* Task to carry out *
Single out the lines of the material that contain "somewhat" and copy them.

────────────────

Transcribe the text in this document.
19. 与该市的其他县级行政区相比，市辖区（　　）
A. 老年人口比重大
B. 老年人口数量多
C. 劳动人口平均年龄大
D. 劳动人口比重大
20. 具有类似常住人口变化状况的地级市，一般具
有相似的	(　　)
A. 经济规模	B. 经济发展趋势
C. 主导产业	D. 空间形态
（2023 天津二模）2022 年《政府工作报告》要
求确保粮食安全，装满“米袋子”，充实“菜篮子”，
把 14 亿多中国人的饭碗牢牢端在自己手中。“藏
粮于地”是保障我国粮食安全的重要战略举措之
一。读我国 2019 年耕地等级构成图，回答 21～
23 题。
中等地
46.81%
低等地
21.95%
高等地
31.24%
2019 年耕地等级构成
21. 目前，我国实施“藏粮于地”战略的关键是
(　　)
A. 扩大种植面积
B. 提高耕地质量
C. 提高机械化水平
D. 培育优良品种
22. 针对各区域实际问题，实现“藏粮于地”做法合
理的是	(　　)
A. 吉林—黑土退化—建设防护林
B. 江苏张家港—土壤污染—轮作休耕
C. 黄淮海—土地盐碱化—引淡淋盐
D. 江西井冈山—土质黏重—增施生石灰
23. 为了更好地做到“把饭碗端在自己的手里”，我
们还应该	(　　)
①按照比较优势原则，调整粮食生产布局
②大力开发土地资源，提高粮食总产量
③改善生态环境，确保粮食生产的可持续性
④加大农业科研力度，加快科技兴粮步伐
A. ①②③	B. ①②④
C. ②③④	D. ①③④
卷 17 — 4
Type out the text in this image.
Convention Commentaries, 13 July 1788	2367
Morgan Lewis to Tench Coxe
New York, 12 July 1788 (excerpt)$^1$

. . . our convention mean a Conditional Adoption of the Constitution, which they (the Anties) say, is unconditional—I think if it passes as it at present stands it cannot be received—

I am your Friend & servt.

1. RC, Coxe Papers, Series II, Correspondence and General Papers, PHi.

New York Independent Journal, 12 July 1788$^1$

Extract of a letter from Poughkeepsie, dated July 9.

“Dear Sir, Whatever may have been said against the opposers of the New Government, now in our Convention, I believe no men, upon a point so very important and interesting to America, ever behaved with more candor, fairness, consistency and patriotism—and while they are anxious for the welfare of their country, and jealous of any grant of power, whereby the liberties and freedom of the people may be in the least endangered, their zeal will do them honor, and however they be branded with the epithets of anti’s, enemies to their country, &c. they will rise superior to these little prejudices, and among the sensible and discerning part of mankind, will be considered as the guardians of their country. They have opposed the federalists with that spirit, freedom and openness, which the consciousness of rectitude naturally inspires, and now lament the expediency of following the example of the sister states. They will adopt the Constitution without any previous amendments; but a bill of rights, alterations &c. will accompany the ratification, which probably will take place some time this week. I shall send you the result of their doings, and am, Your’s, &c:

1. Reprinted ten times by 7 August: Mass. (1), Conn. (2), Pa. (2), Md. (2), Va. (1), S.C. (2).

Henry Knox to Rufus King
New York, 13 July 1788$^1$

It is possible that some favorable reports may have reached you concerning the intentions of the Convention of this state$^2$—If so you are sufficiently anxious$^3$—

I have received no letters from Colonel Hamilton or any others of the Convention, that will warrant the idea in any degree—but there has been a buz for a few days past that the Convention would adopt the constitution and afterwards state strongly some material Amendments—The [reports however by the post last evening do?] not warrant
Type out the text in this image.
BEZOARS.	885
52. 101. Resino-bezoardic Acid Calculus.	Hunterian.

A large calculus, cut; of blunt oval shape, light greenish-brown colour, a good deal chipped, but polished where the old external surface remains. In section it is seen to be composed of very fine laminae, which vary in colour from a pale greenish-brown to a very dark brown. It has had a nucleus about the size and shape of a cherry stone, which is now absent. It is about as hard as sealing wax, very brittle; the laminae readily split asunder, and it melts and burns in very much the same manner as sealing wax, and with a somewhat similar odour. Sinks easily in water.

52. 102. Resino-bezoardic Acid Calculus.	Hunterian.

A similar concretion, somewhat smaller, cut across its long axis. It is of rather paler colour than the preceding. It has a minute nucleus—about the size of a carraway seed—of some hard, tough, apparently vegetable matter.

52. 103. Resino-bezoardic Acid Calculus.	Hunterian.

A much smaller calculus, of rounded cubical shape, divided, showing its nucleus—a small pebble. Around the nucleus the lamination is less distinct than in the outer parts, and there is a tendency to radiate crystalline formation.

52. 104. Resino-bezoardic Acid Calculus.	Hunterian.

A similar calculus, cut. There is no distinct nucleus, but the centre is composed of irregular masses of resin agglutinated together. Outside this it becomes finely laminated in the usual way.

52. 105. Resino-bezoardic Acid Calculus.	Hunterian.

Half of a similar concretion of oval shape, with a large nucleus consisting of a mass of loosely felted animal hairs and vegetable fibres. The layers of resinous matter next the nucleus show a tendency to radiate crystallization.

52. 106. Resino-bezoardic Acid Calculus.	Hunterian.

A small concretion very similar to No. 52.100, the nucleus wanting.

────────────────

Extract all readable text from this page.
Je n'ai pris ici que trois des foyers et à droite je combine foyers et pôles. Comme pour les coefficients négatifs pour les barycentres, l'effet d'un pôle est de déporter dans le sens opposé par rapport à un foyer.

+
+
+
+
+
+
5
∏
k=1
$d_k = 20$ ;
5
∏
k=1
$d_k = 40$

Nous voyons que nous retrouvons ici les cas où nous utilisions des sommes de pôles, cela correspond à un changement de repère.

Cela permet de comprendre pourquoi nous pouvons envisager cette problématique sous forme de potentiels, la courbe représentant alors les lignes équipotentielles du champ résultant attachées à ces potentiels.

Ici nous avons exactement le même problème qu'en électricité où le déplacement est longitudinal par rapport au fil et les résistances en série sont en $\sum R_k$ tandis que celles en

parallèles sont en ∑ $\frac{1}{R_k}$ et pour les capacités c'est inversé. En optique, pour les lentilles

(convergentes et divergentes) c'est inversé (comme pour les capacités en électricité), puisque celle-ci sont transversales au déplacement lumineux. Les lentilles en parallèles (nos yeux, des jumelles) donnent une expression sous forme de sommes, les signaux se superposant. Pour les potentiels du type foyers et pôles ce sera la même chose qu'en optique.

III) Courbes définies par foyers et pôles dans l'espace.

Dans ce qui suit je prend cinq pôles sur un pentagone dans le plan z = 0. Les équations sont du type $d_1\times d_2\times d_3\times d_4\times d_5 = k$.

────────────────

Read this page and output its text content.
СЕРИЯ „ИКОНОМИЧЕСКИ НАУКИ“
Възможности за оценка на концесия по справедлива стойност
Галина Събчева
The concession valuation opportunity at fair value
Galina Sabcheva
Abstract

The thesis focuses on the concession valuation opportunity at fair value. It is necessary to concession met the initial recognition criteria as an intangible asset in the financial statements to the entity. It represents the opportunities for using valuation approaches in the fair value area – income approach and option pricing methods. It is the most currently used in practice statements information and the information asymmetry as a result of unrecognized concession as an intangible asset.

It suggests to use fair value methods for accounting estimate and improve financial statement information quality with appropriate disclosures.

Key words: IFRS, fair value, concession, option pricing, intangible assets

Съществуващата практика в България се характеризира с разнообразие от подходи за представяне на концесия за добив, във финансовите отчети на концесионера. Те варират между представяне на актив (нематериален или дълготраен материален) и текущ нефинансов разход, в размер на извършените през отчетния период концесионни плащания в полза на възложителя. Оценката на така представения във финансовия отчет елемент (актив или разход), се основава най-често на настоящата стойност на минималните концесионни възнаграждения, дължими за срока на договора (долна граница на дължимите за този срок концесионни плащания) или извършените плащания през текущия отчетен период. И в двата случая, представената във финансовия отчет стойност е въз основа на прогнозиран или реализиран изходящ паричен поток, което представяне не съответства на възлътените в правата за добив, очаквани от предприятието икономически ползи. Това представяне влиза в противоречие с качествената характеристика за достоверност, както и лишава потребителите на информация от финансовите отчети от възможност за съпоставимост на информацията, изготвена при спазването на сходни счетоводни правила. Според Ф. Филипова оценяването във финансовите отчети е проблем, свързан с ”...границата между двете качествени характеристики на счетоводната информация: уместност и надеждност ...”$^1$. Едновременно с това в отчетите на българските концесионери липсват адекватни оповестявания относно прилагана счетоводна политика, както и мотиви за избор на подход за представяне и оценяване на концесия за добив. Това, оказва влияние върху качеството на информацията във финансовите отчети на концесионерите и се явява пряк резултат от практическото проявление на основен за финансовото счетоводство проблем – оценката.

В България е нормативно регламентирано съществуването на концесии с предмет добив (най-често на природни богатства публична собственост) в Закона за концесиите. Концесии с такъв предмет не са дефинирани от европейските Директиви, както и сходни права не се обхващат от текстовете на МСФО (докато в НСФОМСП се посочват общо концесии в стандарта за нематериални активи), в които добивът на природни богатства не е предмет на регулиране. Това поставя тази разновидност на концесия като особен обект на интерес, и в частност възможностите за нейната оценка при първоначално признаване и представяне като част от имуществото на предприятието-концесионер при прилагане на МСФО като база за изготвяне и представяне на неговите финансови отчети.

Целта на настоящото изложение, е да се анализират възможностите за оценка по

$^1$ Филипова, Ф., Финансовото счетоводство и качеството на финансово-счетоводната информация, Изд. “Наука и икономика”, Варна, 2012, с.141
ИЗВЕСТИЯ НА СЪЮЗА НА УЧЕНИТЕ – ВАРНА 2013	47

────────────────

* Solution for this exercise *
A large calculus, cut; of blunt oval shape, light greenish-brown colour, a good deal chipped, but polished where the old external surface remains. In section it is seen to be composed of very fine laminae, which vary in colour from a pale greenish-brown to a very dark brown. It has had a nucleus about the size and shape of a cherry stone, which is now absent. It is about as hard as sealing wax, very brittle; the laminae readily split asunder, and it melts and burns in very much the same manner as sealing wax, and with a somewhat similar odour. Sinks easily in water.
A similar concretion, somewhat smaller, cut across its long axis. It is of rather paler colour than the preceding. It has a minute nucleus—about the size of a carraway seed—of some hard, tough, apparently vegetable matter.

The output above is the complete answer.